> **What the task requires**
Search the entries below. Return every line that has "défaut" in it.

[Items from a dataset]
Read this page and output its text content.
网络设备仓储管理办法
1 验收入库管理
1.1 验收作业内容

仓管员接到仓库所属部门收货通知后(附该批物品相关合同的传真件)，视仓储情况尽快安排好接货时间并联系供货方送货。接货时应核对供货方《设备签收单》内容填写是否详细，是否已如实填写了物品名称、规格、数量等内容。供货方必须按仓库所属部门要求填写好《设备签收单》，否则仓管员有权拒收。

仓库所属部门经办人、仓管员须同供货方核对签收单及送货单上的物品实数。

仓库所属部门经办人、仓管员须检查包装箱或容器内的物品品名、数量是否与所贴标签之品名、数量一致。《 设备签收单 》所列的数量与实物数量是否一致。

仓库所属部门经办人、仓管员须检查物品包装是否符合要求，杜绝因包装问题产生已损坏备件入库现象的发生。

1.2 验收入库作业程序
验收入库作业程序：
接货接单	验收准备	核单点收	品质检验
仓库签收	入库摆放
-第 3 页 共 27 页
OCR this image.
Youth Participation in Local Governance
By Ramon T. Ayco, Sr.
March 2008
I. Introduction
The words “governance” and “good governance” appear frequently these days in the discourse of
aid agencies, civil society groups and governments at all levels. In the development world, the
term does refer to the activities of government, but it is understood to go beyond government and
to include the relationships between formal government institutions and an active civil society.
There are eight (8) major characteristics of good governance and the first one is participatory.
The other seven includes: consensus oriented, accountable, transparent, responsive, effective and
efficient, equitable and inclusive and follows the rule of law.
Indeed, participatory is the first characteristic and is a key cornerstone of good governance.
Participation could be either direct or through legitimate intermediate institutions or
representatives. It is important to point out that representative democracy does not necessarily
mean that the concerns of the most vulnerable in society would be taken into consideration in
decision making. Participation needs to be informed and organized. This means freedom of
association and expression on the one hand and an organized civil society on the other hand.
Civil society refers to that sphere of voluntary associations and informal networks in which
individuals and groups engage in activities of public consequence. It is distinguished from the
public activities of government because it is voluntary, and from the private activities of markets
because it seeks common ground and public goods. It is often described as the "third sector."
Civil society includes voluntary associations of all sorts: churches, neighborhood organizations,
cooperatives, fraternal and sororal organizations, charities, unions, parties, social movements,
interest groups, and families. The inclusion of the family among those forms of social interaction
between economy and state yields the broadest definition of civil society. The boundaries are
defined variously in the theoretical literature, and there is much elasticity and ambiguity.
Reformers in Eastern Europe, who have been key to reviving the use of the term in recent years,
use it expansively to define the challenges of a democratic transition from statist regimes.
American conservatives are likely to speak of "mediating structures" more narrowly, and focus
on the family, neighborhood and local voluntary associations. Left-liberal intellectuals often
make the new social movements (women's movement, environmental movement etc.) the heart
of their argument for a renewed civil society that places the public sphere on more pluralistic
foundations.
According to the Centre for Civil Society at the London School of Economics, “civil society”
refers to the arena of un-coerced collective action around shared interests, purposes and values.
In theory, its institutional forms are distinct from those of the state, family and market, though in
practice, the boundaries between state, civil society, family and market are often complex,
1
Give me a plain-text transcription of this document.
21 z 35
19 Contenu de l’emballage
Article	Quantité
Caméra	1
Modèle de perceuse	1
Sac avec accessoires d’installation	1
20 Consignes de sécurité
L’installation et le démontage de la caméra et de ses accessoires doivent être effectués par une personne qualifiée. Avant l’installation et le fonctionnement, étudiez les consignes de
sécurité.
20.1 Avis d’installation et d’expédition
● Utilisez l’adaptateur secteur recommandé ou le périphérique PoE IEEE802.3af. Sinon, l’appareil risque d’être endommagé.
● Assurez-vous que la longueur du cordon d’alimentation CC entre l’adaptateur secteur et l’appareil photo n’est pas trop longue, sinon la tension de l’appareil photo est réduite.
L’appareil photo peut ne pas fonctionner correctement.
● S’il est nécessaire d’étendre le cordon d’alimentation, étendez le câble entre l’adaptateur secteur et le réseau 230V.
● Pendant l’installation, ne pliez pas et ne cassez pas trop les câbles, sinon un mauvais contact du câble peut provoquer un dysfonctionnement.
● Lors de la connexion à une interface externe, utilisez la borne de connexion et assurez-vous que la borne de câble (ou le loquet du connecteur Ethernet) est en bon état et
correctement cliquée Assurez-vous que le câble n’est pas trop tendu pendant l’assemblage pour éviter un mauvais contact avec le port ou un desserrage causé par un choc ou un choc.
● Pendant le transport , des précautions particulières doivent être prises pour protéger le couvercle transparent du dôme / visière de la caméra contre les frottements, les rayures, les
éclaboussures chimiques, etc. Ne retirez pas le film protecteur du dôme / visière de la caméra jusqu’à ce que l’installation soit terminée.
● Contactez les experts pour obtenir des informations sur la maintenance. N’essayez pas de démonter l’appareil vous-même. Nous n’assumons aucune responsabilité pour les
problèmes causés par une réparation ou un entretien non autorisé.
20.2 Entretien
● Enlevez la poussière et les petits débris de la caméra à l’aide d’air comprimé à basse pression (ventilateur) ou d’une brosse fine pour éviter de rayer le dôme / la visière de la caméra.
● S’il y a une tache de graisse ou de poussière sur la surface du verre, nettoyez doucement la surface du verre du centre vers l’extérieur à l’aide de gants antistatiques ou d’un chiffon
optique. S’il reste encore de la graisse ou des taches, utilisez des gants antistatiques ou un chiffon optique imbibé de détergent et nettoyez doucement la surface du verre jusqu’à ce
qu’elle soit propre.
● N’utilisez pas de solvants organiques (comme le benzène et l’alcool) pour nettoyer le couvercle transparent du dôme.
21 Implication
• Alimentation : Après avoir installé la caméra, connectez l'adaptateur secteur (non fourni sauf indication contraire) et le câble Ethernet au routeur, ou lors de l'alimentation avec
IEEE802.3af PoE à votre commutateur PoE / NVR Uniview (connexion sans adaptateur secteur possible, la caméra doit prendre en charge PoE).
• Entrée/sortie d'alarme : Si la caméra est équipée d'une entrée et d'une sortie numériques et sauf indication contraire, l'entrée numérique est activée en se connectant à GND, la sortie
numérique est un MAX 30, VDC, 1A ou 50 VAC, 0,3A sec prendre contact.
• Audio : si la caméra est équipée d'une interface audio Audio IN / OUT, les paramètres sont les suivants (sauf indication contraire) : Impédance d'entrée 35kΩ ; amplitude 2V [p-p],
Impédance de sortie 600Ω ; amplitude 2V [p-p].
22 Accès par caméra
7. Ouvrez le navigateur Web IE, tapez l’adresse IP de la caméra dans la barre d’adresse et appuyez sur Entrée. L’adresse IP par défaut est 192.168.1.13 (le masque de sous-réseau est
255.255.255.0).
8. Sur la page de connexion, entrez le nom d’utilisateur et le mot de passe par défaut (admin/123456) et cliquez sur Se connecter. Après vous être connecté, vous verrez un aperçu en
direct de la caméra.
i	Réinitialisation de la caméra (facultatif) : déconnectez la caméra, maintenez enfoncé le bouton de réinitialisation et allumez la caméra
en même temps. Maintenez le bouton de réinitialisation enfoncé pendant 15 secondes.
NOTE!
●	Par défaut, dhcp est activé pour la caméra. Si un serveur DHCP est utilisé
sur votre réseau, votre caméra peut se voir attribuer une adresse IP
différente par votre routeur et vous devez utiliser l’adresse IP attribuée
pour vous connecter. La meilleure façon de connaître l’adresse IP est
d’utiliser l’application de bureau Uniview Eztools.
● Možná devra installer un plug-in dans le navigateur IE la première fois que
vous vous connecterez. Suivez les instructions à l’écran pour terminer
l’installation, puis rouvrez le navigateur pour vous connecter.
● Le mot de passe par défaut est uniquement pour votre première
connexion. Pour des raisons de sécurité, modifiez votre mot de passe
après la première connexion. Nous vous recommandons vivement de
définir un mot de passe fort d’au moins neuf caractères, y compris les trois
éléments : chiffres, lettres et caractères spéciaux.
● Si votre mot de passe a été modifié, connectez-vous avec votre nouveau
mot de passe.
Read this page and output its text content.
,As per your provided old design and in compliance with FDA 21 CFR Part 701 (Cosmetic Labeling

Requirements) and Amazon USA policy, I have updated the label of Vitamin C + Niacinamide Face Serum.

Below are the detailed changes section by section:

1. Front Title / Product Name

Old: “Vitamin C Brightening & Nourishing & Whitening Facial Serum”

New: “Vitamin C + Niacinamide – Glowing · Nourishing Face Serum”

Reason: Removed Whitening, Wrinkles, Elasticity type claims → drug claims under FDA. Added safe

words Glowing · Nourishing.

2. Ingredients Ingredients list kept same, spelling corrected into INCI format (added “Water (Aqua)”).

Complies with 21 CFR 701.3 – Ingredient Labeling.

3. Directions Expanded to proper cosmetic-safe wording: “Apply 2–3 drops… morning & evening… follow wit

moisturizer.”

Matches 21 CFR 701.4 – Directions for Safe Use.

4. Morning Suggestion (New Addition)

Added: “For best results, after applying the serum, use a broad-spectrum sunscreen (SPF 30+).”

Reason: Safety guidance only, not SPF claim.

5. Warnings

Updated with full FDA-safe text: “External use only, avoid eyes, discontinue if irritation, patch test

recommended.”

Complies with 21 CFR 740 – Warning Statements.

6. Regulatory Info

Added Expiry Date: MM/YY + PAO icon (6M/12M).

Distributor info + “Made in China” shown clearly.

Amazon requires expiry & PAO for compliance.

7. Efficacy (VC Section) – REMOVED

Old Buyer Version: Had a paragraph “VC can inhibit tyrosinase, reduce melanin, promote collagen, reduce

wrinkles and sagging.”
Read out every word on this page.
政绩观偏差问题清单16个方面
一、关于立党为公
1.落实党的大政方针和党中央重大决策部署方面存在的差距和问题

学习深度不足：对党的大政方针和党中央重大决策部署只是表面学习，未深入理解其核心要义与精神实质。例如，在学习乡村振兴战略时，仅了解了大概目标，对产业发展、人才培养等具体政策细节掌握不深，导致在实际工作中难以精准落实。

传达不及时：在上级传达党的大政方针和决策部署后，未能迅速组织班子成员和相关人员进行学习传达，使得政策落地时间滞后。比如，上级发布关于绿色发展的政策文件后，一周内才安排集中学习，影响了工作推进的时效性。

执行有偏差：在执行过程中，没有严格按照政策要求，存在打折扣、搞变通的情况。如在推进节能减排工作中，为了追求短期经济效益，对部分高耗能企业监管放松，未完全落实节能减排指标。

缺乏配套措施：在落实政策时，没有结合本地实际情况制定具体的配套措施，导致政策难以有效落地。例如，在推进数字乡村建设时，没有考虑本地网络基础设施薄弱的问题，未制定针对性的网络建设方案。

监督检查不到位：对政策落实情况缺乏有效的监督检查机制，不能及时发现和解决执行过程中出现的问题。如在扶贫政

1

> **Solution**
7. Ouvrez le navigateur Web IE, tapez l’adresse IP de la caméra dans la barre d’adresse et appuyez sur Entrée. L’adresse IP par défaut est 192.168.1.13 (le masque de sous-réseau est
8. Sur la page de connexion, entrez le nom d’utilisateur et le mot de passe par défaut (admin/123456) et cliquez sur Se connecter. Après vous être connecté, vous verrez un aperçu en
●	Par défaut, dhcp est activé pour la caméra. Si un serveur DHCP est utilisé
● Le mot de passe par défaut est uniquement pour votre première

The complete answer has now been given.